◆ **Work to be completed**: Retype the records below exactly as they appear.

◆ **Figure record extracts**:
<<<<
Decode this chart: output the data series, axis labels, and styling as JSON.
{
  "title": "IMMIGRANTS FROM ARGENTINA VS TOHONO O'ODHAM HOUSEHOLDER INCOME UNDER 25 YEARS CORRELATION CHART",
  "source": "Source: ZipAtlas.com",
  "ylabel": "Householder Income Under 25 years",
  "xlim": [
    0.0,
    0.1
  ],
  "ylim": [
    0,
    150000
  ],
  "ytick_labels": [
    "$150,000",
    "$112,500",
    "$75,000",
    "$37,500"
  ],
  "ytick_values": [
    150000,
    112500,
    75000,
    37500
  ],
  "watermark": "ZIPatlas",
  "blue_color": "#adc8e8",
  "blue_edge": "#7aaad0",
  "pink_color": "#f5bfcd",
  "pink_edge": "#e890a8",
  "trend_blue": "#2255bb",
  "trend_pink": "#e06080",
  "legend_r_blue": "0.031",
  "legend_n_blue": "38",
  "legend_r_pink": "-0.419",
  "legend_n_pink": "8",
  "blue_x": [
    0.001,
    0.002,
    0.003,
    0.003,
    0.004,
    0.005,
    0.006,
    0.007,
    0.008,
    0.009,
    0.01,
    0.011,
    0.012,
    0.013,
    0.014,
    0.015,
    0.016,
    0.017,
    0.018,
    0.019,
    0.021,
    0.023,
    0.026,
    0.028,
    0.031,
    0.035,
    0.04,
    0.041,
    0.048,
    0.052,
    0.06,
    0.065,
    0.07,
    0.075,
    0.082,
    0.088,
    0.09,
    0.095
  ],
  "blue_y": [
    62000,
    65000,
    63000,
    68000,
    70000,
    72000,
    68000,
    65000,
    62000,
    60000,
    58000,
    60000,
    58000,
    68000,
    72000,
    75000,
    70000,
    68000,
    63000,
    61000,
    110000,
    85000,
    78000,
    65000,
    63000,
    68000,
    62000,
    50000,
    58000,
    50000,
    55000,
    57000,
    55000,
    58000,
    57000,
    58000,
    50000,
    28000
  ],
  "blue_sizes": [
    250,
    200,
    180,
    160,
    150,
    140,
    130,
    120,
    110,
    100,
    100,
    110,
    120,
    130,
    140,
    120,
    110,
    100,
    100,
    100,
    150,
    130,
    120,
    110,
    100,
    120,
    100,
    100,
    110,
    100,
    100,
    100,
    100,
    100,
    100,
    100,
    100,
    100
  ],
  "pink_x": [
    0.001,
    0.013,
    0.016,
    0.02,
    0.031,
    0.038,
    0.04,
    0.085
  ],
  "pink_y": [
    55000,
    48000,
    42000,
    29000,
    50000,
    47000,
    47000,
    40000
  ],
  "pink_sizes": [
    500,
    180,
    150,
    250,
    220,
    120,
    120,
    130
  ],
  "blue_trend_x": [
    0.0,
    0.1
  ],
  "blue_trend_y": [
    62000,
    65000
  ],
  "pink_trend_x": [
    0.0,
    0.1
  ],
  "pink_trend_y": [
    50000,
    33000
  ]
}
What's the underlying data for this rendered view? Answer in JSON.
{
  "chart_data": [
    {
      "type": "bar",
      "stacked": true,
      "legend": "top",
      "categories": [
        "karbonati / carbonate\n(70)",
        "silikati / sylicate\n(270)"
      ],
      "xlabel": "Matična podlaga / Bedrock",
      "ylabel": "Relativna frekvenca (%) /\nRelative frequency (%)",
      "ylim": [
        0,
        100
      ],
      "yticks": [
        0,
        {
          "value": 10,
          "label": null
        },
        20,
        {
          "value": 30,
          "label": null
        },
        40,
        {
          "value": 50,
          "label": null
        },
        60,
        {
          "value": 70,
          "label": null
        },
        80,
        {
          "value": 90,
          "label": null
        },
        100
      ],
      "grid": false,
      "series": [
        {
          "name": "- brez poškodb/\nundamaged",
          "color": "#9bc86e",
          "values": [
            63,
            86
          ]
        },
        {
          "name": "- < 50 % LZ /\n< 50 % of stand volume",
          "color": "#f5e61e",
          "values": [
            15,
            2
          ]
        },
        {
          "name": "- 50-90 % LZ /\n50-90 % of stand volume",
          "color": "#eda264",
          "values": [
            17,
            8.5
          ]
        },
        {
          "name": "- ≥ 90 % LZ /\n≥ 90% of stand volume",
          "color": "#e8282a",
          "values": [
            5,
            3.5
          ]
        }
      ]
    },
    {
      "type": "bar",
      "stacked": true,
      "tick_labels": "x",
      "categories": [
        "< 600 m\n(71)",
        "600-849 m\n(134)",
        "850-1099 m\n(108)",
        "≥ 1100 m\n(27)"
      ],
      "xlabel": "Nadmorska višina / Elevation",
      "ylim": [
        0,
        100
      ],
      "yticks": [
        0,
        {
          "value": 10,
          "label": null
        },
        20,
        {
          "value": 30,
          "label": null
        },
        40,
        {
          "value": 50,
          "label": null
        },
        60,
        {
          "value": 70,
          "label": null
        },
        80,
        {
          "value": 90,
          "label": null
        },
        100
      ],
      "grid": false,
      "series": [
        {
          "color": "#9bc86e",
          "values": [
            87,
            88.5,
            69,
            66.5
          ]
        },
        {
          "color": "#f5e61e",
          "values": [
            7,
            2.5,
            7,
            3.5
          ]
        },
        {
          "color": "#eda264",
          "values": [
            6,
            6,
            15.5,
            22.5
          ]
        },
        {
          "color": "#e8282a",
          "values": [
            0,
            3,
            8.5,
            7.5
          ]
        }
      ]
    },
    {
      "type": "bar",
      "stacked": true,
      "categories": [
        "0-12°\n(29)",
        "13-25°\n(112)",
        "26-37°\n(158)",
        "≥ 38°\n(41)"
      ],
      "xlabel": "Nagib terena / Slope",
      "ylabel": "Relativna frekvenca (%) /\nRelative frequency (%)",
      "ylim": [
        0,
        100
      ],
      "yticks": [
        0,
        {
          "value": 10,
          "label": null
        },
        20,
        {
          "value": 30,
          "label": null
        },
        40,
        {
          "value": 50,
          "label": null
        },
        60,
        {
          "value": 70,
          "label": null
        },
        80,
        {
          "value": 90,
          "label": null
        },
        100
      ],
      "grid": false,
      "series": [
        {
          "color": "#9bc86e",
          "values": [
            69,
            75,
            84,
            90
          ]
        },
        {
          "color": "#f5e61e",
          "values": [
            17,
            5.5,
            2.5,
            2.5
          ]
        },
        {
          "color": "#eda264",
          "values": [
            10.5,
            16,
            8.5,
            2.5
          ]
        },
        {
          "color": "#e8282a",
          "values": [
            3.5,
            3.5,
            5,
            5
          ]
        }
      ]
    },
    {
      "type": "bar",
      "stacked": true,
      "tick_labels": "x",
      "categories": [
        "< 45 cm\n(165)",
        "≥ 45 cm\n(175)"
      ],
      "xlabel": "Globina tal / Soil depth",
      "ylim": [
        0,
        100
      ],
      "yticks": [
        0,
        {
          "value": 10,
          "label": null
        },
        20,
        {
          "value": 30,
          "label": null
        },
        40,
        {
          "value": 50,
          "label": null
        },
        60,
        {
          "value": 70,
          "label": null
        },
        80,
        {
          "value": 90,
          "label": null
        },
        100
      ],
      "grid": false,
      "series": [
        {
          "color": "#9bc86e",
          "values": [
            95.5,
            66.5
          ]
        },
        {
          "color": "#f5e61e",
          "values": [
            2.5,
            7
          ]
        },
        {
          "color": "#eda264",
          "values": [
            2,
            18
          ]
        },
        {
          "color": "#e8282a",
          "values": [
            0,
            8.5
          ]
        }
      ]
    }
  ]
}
>>>>
◆ **Exercise response**:
Decode this chart: output the data series, axis labels, and styling as JSON.
{
  "title": "IMMIGRANTS FROM ARGENTINA VS TOHONO O'ODHAM HOUSEHOLDER INCOME UNDER 25 YEARS CORRELATION CHART",
  "source": "Source: ZipAtlas.com",
  "ylabel": "Householder Income Under 25 years",
  "xlim": [
    0.0,
    0.1
  ],
  "ylim": [
    0,
    150000
  ],
  "ytick_labels": [
    "$150,000",
    "$112,500",
    "$75,000",
    "$37,500"
  ],
  "ytick_values": [
    150000,
    112500,
    75000,
    37500
  ],
  "watermark": "ZIPatlas",
  "blue_color": "#adc8e8",
  "blue_edge": "#7aaad0",
  "pink_color": "#f5bfcd",
  "pink_edge": "#e890a8",
  "trend_blue": "#2255bb",
  "trend_pink": "#e06080",
  "legend_r_blue": "0.031",
  "legend_n_blue": "38",
  "legend_r_pink": "-0.419",
  "legend_n_pink": "8",
  "blue_x": [
    0.001,
    0.002,
    0.003,
    0.003,
    0.004,
    0.005,
    0.006,
    0.007,
    0.008,
    0.009,
    0.01,
    0.011,
    0.012,
    0.013,
    0.014,
    0.015,
    0.016,
    0.017,
    0.018,
    0.019,
    0.021,
    0.023,
    0.026,
    0.028,
    0.031,
    0.035,
    0.04,
    0.041,
    0.048,
    0.052,
    0.06,
    0.065,
    0.07,
    0.075,
    0.082,
    0.088,
    0.09,
    0.095
  ],
  "blue_y": [
    62000,
    65000,
    63000,
    68000,
    70000,
    72000,
    68000,
    65000,
    62000,
    60000,
    58000,
    60000,
    58000,
    68000,
    72000,
    75000,
    70000,
    68000,
    63000,
    61000,
    110000,
    85000,
    78000,
    65000,
    63000,
    68000,
    62000,
    50000,
    58000,
    50000,
    55000,
    57000,
    55000,
    58000,
    57000,
    58000,
    50000,
    28000
  ],
  "blue_sizes": [
    250,
    200,
    180,
    160,
    150,
    140,
    130,
    120,
    110,
    100,
    100,
    110,
    120,
    130,
    140,
    120,
    110,
    100,
    100,
    100,
    150,
    130,
    120,
    110,
    100,
    120,
    100,
    100,
    110,
    100,
    100,
    100,
    100,
    100,
    100,
    100,
    100,
    100
  ],
  "pink_x": [
    0.001,
    0.013,
    0.016,
    0.02,
    0.031,
    0.038,
    0.04,
    0.085
  ],
  "pink_y": [
    55000,
    48000,
    42000,
    29000,
    50000,
    47000,
    47000,
    40000
  ],
  "pink_sizes": [
    500,
    180,
    150,
    250,
    220,
    120,
    120,
    130
  ],
  "blue_trend_x": [
    0.0,
    0.1
  ],
  "blue_trend_y": [
    62000,
    65000
  ],
  "pink_trend_x": [
    0.0,
    0.1
  ],
  "pink_trend_y": [
    50000,
    33000
  ]
}
What's the underlying data for this rendered view? Answer in JSON.
{
  "chart_data": [
    {
      "type": "bar",
      "stacked": true,
      "legend": "top",
      "categories": [
        "karbonati / carbonate\n(70)",
        "silikati / sylicate\n(270)"
      ],
      "xlabel": "Matična podlaga / Bedrock",
      "ylabel": "Relativna frekvenca (%) /\nRelative frequency (%)",
      "ylim": [
        0,
        100
      ],
      "yticks": [
        0,
        {
          "value": 10,
          "label": null
        },
        20,
        {
          "value": 30,
          "label": null
        },
        40,
        {
          "value": 50,
          "label": null
        },
        60,
        {
          "value": 70,
          "label": null
        },
        80,
        {
          "value": 90,
          "label": null
        },
        100
      ],
      "grid": false,
      "series": [
        {
          "name": "- brez poškodb/\nundamaged",
          "color": "#9bc86e",
          "values": [
            63,
            86
          ]
        },
        {
          "name": "- < 50 % LZ /\n< 50 % of stand volume",
          "color": "#f5e61e",
          "values": [
            15,
            2
          ]
        },
        {
          "name": "- 50-90 % LZ /\n50-90 % of stand volume",
          "color": "#eda264",
          "values": [
            17,
            8.5
          ]
        },
        {
          "name": "- ≥ 90 % LZ /\n≥ 90% of stand volume",
          "color": "#e8282a",
          "values": [
            5,
            3.5
          ]
        }
      ]
    },
    {
      "type": "bar",
      "stacked": true,
      "tick_labels": "x",
      "categories": [
        "< 600 m\n(71)",
        "600-849 m\n(134)",
        "850-1099 m\n(108)",
        "≥ 1100 m\n(27)"
      ],
      "xlabel": "Nadmorska višina / Elevation",
      "ylim": [
        0,
        100
      ],
      "yticks": [
        0,
        {
          "value": 10,
          "label": null
        },
        20,
        {
          "value": 30,
          "label": null
        },
        40,
        {
          "value": 50,
          "label": null
        },
        60,
        {
          "value": 70,
          "label": null
        },
        80,
        {
          "value": 90,
          "label": null
        },
        100
      ],
      "grid": false,
      "series": [
        {
          "color": "#9bc86e",
          "values": [
            87,
            88.5,
            69,
            66.5
          ]
        },
        {
          "color": "#f5e61e",
          "values": [
            7,
            2.5,
            7,
            3.5
          ]
        },
        {
          "color": "#eda264",
          "values": [
            6,
            6,
            15.5,
            22.5
          ]
        },
        {
          "color": "#e8282a",
          "values": [
            0,
            3,
            8.5,
            7.5
          ]
        }
      ]
    },
    {
      "type": "bar",
      "stacked": true,
      "categories": [
        "0-12°\n(29)",
        "13-25°\n(112)",
        "26-37°\n(158)",
        "≥ 38°\n(41)"
      ],
      "xlabel": "Nagib terena / Slope",
      "ylabel": "Relativna frekvenca (%) /\nRelative frequency (%)",
      "ylim": [
        0,
        100
      ],
      "yticks": [
        0,
        {
          "value": 10,
          "label": null
        },
        20,
        {
          "value": 30,
          "label": null
        },
        40,
        {
          "value": 50,
          "label": null
        },
        60,
        {
          "value": 70,
          "label": null
        },
        80,
        {
          "value": 90,
          "label": null
        },
        100
      ],
      "grid": false,
      "series": [
        {
          "color": "#9bc86e",
          "values": [
            69,
            75,
            84,
            90
          ]
        },
        {
          "color": "#f5e61e",
          "values": [
            17,
            5.5,
            2.5,
            2.5
          ]
        },
        {
          "color": "#eda264",
          "values": [
            10.5,
            16,
            8.5,
            2.5
          ]
        },
        {
          "color": "#e8282a",
          "values": [
            3.5,
            3.5,
            5,
            5
          ]
        }
      ]
    },
    {
      "type": "bar",
      "stacked": true,
      "tick_labels": "x",
      "categories": [
        "< 45 cm\n(165)",
        "≥ 45 cm\n(175)"
      ],
      "xlabel": "Globina tal / Soil depth",
      "ylim": [
        0,
        100
      ],
      "yticks": [
        0,
        {
          "value": 10,
          "label": null
        },
        20,
        {
          "value": 30,
          "label": null
        },
        40,
        {
          "value": 50,
          "label": null
        },
        60,
        {
          "value": 70,
          "label": null
        },
        80,
        {
          "value": 90,
          "label": null
        },
        100
      ],
      "grid": false,
      "series": [
        {
          "color": "#9bc86e",
          "values": [
            95.5,
            66.5
          ]
        },
        {
          "color": "#f5e61e",
          "values": [
            2.5,
            7
          ]
        },
        {
          "color": "#eda264",
          "values": [
            2,
            18
          ]
        },
        {
          "color": "#e8282a",
          "values": [
            0,
            8.5
          ]
        }
      ]
    }
  ]
}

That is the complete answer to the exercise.